## LISTED ENTRIES
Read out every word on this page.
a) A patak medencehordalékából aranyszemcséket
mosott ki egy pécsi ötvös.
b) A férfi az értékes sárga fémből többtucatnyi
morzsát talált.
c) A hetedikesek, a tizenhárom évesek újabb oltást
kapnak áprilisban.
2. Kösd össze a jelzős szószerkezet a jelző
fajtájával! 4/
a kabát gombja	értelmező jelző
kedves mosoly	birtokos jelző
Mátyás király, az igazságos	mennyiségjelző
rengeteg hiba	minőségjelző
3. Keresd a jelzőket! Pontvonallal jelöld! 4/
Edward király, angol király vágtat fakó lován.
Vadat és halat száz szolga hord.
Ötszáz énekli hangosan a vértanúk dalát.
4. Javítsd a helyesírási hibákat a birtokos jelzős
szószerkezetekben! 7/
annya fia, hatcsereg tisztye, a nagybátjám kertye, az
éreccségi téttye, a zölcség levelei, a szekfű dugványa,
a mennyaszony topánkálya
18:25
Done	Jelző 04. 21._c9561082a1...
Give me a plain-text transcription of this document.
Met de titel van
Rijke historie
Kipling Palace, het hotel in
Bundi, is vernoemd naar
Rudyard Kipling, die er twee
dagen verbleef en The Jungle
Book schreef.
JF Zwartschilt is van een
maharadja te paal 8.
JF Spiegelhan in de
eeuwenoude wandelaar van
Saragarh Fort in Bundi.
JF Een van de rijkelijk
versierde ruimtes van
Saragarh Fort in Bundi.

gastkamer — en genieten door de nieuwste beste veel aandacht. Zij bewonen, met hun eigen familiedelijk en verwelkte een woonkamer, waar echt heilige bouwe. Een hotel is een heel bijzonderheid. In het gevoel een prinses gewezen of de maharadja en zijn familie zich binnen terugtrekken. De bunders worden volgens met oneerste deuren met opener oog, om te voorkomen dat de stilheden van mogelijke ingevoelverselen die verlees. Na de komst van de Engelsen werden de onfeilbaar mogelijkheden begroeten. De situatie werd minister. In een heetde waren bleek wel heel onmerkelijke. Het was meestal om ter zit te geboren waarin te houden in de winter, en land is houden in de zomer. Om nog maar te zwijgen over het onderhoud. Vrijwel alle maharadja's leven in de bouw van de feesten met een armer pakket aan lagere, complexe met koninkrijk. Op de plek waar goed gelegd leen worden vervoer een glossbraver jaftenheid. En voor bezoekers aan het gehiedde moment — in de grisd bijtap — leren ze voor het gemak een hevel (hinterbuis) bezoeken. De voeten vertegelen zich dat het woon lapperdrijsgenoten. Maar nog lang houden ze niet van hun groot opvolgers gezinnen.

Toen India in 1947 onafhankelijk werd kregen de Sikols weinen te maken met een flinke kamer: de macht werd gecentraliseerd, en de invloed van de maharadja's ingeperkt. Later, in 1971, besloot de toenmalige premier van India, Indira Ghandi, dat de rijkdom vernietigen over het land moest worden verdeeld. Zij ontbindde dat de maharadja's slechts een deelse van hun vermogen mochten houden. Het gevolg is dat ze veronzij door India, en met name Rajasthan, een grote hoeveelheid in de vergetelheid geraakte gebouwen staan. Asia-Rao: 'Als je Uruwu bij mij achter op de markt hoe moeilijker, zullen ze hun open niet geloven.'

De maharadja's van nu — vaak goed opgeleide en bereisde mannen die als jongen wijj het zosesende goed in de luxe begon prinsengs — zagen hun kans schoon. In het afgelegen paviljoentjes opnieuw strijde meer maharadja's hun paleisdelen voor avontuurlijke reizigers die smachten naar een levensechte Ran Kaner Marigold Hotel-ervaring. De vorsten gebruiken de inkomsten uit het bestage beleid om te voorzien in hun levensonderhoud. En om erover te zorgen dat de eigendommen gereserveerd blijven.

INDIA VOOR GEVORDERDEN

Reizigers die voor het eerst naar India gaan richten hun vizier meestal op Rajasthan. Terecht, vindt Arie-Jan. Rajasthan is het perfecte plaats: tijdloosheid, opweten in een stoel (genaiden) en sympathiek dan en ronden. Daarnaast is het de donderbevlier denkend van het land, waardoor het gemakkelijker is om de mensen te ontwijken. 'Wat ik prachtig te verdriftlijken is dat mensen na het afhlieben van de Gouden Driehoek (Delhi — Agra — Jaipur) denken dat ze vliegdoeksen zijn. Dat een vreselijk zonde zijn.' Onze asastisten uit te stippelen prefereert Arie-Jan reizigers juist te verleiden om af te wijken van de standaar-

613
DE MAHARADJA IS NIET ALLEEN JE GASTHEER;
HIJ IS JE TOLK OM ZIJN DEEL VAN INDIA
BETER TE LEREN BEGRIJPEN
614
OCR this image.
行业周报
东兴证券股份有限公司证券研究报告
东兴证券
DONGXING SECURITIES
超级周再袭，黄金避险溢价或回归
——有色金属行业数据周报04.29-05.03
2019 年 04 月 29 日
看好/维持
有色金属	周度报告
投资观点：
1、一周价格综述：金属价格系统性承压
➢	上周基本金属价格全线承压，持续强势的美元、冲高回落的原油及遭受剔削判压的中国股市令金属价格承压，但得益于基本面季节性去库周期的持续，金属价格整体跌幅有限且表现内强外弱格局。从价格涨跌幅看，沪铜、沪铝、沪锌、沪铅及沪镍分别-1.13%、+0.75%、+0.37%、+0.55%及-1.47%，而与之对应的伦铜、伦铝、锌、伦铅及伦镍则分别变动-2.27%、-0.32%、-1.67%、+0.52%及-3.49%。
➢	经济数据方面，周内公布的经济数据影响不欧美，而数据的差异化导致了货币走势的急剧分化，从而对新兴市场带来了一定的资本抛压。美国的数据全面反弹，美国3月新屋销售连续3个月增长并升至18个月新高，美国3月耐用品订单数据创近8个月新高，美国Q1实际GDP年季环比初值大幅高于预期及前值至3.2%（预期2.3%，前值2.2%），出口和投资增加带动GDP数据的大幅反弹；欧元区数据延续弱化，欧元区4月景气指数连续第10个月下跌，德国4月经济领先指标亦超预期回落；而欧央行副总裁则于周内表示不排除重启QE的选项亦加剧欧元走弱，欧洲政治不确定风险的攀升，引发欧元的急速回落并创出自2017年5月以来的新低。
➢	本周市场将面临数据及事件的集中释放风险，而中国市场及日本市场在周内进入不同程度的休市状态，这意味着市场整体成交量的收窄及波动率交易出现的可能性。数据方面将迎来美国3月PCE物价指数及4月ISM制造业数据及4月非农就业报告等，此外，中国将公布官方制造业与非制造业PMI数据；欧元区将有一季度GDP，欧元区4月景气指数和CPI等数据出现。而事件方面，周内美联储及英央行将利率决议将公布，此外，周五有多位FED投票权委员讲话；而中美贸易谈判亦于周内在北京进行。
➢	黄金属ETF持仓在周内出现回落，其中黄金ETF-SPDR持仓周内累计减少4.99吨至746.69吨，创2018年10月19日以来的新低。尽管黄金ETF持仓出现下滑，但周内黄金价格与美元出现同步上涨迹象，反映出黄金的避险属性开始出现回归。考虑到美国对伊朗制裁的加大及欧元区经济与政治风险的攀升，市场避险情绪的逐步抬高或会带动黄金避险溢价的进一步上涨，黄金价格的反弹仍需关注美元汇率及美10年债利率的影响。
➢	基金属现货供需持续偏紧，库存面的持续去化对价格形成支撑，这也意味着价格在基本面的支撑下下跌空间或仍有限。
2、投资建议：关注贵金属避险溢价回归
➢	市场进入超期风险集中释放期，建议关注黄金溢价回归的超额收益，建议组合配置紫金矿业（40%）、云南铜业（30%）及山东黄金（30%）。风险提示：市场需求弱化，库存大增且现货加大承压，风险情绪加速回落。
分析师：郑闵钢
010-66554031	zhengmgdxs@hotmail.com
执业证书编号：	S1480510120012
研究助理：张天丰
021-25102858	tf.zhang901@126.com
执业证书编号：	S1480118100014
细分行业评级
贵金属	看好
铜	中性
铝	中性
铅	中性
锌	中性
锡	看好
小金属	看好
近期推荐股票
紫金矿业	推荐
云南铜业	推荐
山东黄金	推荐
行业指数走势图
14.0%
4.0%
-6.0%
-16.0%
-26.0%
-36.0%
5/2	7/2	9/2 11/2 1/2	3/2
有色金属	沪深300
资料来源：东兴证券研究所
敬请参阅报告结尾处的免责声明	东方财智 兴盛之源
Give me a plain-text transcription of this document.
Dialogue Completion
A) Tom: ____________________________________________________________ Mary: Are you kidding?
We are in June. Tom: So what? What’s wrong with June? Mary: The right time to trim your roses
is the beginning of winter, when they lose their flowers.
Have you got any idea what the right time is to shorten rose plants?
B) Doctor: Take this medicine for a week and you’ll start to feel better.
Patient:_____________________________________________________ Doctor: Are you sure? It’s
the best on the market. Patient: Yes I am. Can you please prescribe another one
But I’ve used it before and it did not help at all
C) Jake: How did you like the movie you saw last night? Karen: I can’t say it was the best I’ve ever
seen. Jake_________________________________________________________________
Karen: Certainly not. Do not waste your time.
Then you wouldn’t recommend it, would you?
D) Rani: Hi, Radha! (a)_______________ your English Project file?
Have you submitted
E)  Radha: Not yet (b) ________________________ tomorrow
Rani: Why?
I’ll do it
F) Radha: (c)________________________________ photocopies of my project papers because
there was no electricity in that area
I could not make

## THE TASK
Go through the data and count each line that has the word "reizigers", then give the total alone.

## ANSWER IN FULL
2